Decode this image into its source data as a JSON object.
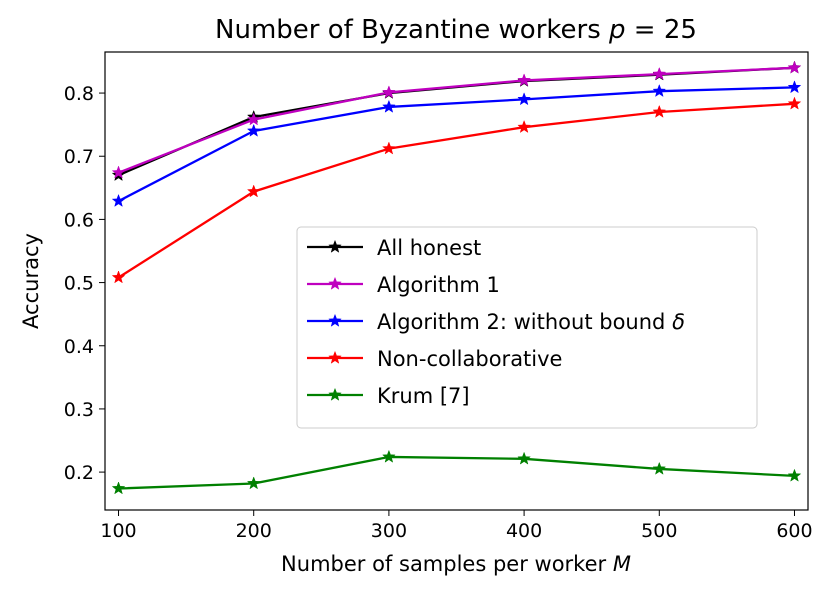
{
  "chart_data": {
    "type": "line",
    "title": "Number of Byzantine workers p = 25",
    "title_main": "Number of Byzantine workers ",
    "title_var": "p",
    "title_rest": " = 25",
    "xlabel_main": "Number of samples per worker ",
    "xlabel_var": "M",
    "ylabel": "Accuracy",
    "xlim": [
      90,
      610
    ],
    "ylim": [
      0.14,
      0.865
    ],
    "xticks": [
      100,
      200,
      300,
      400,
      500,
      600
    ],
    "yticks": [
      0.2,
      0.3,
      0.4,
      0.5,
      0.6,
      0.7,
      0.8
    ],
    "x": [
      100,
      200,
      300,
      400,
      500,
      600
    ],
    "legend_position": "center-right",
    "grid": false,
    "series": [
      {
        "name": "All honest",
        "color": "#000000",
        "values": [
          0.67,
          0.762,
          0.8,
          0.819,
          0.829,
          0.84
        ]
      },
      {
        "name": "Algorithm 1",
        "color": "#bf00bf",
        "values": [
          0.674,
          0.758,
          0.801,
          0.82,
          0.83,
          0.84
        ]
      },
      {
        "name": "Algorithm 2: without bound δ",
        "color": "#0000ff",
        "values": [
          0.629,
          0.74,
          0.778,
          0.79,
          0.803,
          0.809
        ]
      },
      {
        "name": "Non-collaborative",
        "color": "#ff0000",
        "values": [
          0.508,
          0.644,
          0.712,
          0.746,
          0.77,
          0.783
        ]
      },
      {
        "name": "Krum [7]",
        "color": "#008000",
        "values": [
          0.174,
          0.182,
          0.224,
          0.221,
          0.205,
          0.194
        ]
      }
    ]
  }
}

════════════════

● WHAT THE EXERCISE ASKS
Keep the pictures out and write out the records exactly.

● SOLUTION TO THE EXERCISE
Decode this image into its source data as a JSON object.
{
  "chart_data": {
    "type": "line",
    "title": "Number of Byzantine workers p = 25",
    "title_main": "Number of Byzantine workers ",
    "title_var": "p",
    "title_rest": " = 25",
    "xlabel_main": "Number of samples per worker ",
    "xlabel_var": "M",
    "ylabel": "Accuracy",
    "xlim": [
      90,
      610
    ],
    "ylim": [
      0.14,
      0.865
    ],
    "xticks": [
      100,
      200,
      300,
      400,
      500,
      600
    ],
    "yticks": [
      0.2,
      0.3,
      0.4,
      0.5,
      0.6,
      0.7,
      0.8
    ],
    "x": [
      100,
      200,
      300,
      400,
      500,
      600
    ],
    "legend_position": "center-right",
    "grid": false,
    "series": [
      {
        "name": "All honest",
        "color": "#000000",
        "values": [
          0.67,
          0.762,
          0.8,
          0.819,
          0.829,
          0.84
        ]
      },
      {
        "name": "Algorithm 1",
        "color": "#bf00bf",
        "values": [
          0.674,
          0.758,
          0.801,
          0.82,
          0.83,
          0.84
        ]
      },
      {
        "name": "Algorithm 2: without bound δ",
        "color": "#0000ff",
        "values": [
          0.629,
          0.74,
          0.778,
          0.79,
          0.803,
          0.809
        ]
      },
      {
        "name": "Non-collaborative",
        "color": "#ff0000",
        "values": [
          0.508,
          0.644,
          0.712,
          0.746,
          0.77,
          0.783
        ]
      },
      {
        "name": "Krum [7]",
        "color": "#008000",
        "values": [
          0.174,
          0.182,
          0.224,
          0.221,
          0.205,
          0.194
        ]
      }
    ]
  }
}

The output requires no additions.